Collected data entries
┄┄┄┄┄┄

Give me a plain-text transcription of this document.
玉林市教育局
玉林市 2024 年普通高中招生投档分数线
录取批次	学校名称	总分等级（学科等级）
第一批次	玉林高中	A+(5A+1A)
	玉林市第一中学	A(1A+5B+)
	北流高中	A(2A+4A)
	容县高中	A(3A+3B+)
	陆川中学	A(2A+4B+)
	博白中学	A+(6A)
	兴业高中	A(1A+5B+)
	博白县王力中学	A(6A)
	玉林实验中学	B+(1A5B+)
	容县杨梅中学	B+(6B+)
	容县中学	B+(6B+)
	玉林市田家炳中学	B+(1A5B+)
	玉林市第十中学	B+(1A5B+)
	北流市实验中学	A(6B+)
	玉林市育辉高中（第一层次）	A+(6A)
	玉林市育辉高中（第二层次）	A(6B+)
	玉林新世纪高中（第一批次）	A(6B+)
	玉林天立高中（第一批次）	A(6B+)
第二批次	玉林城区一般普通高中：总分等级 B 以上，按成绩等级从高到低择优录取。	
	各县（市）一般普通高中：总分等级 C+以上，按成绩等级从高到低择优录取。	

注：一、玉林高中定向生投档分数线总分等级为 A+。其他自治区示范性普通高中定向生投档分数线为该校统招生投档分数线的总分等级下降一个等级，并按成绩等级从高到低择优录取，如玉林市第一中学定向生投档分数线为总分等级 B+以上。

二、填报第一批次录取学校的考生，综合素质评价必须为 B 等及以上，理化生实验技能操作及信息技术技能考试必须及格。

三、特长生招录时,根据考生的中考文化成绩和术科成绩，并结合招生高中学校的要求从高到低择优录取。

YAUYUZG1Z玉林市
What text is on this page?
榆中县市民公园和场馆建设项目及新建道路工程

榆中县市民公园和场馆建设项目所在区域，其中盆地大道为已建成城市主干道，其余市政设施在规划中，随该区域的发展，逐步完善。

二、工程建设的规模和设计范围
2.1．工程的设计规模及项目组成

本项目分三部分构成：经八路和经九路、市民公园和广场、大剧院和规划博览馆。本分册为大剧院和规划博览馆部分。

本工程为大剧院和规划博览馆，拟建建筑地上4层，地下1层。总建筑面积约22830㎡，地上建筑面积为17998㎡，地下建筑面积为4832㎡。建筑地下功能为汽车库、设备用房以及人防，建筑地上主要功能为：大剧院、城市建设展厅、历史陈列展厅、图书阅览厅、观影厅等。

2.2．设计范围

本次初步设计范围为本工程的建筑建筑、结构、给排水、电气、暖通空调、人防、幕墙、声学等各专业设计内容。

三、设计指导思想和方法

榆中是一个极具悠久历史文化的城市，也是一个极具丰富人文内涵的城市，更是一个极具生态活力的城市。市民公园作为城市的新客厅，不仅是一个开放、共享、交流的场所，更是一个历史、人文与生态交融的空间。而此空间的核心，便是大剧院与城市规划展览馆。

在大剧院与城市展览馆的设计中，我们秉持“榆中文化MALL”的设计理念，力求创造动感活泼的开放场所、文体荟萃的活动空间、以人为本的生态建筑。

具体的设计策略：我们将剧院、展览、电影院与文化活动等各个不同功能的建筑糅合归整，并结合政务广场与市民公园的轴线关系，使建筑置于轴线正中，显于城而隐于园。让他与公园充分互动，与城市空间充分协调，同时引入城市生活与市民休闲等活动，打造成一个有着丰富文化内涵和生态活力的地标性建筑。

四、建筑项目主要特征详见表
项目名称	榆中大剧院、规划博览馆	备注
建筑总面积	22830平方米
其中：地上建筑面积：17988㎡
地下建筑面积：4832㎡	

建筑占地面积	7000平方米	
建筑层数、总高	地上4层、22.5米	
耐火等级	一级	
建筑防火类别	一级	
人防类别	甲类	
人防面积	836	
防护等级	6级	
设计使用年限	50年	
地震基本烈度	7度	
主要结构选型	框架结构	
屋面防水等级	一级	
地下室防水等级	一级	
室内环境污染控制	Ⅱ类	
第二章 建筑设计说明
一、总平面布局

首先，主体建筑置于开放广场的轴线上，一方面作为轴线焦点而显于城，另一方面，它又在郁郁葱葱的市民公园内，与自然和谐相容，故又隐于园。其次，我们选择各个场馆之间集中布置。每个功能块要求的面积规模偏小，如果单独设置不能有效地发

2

┄┄┄┄┄┄

** STATED EXERCISE **
Locate the lines above that contain "text" and copy them.

** WRITTEN SOLUTION **
Give me a plain-text transcription of this document.
What text is on this page?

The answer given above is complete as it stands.